Chart and figure data
--- --- ---

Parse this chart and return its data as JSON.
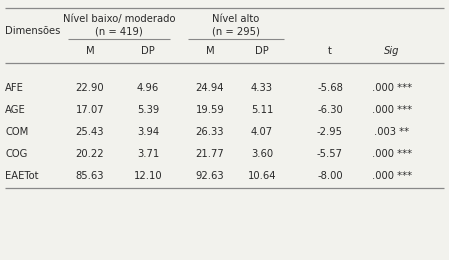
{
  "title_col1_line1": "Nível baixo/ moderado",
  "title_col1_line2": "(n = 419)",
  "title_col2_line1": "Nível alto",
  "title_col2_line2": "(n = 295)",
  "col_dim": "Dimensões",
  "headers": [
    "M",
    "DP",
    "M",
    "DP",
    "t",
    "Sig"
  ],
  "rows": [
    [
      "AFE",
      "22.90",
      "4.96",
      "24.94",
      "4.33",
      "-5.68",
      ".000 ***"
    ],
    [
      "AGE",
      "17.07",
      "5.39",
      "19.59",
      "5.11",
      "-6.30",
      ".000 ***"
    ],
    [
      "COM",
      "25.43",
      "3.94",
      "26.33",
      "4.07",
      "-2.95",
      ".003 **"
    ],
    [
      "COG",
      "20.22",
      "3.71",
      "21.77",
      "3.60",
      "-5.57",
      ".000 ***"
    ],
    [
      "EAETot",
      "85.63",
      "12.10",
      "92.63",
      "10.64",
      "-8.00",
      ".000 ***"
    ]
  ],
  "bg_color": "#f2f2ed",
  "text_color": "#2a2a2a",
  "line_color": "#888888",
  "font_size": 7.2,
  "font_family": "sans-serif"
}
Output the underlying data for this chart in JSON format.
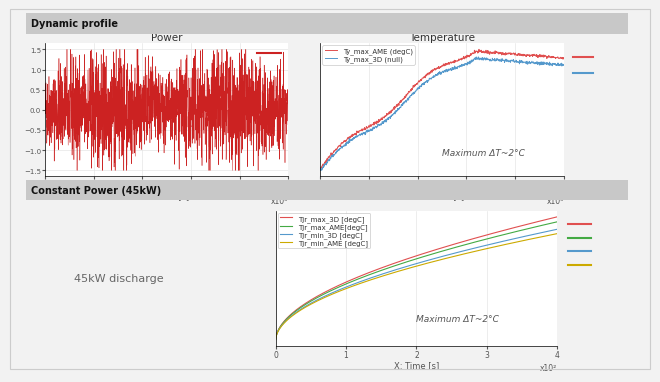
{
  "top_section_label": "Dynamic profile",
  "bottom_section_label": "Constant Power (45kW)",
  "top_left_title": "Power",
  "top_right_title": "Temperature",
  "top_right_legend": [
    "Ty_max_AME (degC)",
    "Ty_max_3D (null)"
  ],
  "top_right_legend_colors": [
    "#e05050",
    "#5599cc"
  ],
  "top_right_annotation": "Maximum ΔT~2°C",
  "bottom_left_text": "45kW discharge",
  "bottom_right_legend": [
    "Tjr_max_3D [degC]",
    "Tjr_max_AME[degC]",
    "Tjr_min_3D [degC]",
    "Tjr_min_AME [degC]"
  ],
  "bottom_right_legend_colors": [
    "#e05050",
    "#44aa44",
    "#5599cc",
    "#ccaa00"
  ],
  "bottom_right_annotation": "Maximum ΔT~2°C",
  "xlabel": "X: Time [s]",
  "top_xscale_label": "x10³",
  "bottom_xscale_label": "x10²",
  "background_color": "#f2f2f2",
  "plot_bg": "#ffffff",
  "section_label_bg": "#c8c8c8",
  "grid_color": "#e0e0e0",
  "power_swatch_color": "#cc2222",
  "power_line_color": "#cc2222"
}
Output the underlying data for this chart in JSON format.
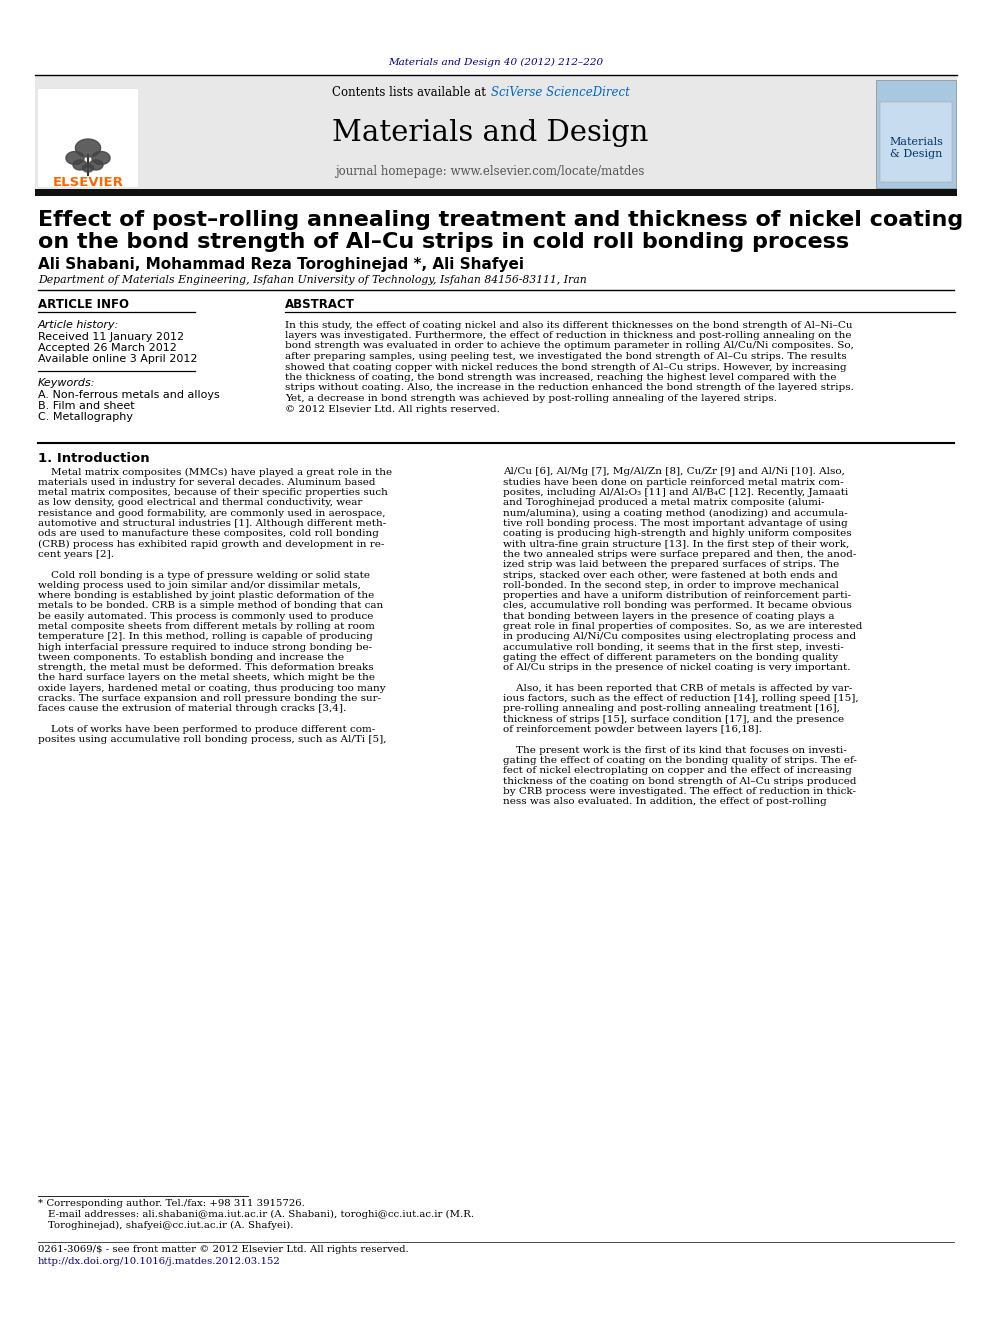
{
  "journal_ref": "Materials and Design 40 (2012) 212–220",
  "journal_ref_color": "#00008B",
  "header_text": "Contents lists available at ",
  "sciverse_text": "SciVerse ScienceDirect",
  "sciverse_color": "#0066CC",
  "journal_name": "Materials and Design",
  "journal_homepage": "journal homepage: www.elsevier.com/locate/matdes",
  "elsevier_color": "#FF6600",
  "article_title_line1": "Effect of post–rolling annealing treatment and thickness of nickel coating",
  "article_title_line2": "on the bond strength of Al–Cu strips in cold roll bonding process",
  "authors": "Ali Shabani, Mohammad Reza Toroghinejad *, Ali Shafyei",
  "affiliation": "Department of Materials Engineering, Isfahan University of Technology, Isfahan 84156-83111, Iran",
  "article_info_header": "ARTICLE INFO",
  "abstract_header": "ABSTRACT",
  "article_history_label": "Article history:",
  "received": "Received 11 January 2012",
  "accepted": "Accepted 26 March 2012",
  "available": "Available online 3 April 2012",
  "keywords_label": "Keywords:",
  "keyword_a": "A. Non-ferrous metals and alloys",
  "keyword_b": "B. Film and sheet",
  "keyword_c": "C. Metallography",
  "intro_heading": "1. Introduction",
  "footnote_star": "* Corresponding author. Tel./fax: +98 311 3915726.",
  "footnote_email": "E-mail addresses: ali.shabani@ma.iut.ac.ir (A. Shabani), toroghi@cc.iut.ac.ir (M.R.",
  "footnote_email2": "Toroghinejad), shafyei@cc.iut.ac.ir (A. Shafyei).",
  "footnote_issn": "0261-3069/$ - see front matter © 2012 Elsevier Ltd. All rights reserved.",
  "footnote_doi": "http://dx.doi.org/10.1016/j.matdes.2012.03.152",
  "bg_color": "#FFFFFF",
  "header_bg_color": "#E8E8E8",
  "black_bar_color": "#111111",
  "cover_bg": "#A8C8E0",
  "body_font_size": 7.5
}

--- --- ---

**Required work:**
Copy every line of the material in which the word "Shafyei" occurs.

**The answer:**
  "authors": "Ali Shabani, Mohammad Reza Toroghinejad *, Ali Shafyei",
  "footnote_email2": "Toroghinejad), shafyei@cc.iut.ac.ir (A. Shafyei).",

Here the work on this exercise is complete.